EXERCISE DIRECTIONS: Pull out every line of the listing below where "girl" appears.
── RECORDS FOR PROCESSING
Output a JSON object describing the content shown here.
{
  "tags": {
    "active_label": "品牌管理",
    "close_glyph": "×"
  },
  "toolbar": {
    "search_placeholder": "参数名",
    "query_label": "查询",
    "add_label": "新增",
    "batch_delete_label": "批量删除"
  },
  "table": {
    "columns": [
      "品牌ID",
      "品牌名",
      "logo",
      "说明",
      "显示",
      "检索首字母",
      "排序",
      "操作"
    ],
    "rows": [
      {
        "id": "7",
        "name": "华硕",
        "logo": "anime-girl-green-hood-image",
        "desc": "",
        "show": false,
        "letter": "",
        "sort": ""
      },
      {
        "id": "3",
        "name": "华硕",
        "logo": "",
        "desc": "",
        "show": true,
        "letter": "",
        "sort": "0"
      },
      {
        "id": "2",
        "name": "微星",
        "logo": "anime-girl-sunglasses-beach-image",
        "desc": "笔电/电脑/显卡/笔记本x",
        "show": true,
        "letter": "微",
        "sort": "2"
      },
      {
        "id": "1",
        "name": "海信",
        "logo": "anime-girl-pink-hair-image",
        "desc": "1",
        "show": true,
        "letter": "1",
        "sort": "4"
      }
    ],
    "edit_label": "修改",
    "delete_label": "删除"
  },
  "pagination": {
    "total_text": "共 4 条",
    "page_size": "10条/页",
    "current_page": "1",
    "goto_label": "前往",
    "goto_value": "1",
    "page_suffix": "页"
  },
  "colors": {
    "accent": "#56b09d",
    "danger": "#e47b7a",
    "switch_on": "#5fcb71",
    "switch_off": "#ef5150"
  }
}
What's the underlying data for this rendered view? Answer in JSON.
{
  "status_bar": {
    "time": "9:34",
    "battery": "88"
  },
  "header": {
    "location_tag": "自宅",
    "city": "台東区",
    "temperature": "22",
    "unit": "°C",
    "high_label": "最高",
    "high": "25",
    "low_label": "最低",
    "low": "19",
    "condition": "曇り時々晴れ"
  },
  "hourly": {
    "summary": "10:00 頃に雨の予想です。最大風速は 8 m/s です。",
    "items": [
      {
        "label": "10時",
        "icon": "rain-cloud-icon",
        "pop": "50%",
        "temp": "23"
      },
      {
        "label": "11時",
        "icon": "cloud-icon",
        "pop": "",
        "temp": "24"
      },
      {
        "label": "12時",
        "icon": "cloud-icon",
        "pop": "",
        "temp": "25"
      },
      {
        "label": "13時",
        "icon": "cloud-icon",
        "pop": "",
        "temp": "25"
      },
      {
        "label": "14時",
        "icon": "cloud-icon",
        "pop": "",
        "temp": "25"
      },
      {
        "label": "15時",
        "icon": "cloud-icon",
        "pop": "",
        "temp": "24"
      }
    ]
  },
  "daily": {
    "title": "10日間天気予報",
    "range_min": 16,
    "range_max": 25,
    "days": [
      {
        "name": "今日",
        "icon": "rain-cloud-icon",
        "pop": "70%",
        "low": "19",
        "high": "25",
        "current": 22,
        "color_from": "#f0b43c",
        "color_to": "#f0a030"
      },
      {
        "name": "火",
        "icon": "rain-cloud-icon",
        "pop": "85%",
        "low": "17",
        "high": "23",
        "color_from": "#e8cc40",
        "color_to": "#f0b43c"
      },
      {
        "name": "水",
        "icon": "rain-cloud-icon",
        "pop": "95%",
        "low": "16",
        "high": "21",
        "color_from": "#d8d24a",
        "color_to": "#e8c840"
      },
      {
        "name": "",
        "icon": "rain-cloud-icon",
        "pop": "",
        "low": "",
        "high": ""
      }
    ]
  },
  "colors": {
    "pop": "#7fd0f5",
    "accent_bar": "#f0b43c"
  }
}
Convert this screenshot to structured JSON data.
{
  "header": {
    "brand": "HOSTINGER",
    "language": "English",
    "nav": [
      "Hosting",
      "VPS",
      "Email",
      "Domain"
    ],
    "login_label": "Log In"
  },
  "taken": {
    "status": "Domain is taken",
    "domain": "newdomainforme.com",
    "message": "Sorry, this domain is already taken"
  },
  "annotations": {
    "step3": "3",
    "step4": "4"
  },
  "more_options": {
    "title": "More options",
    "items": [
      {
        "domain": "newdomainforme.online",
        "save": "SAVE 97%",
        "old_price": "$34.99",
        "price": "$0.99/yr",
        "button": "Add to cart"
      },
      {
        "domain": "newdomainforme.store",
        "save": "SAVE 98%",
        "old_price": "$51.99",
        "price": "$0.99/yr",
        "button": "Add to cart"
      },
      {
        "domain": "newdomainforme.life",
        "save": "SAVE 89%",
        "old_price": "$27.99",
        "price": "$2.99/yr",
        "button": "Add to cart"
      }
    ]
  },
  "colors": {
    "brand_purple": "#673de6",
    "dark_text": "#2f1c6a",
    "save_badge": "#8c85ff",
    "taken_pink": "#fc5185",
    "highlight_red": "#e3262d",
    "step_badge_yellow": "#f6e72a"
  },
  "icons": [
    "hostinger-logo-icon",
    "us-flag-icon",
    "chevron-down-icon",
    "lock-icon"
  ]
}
────
ANSWER TO THE TASK:
        "logo": "anime-girl-green-hood-image",
        "logo": "anime-girl-sunglasses-beach-image",
        "logo": "anime-girl-pink-hair-image",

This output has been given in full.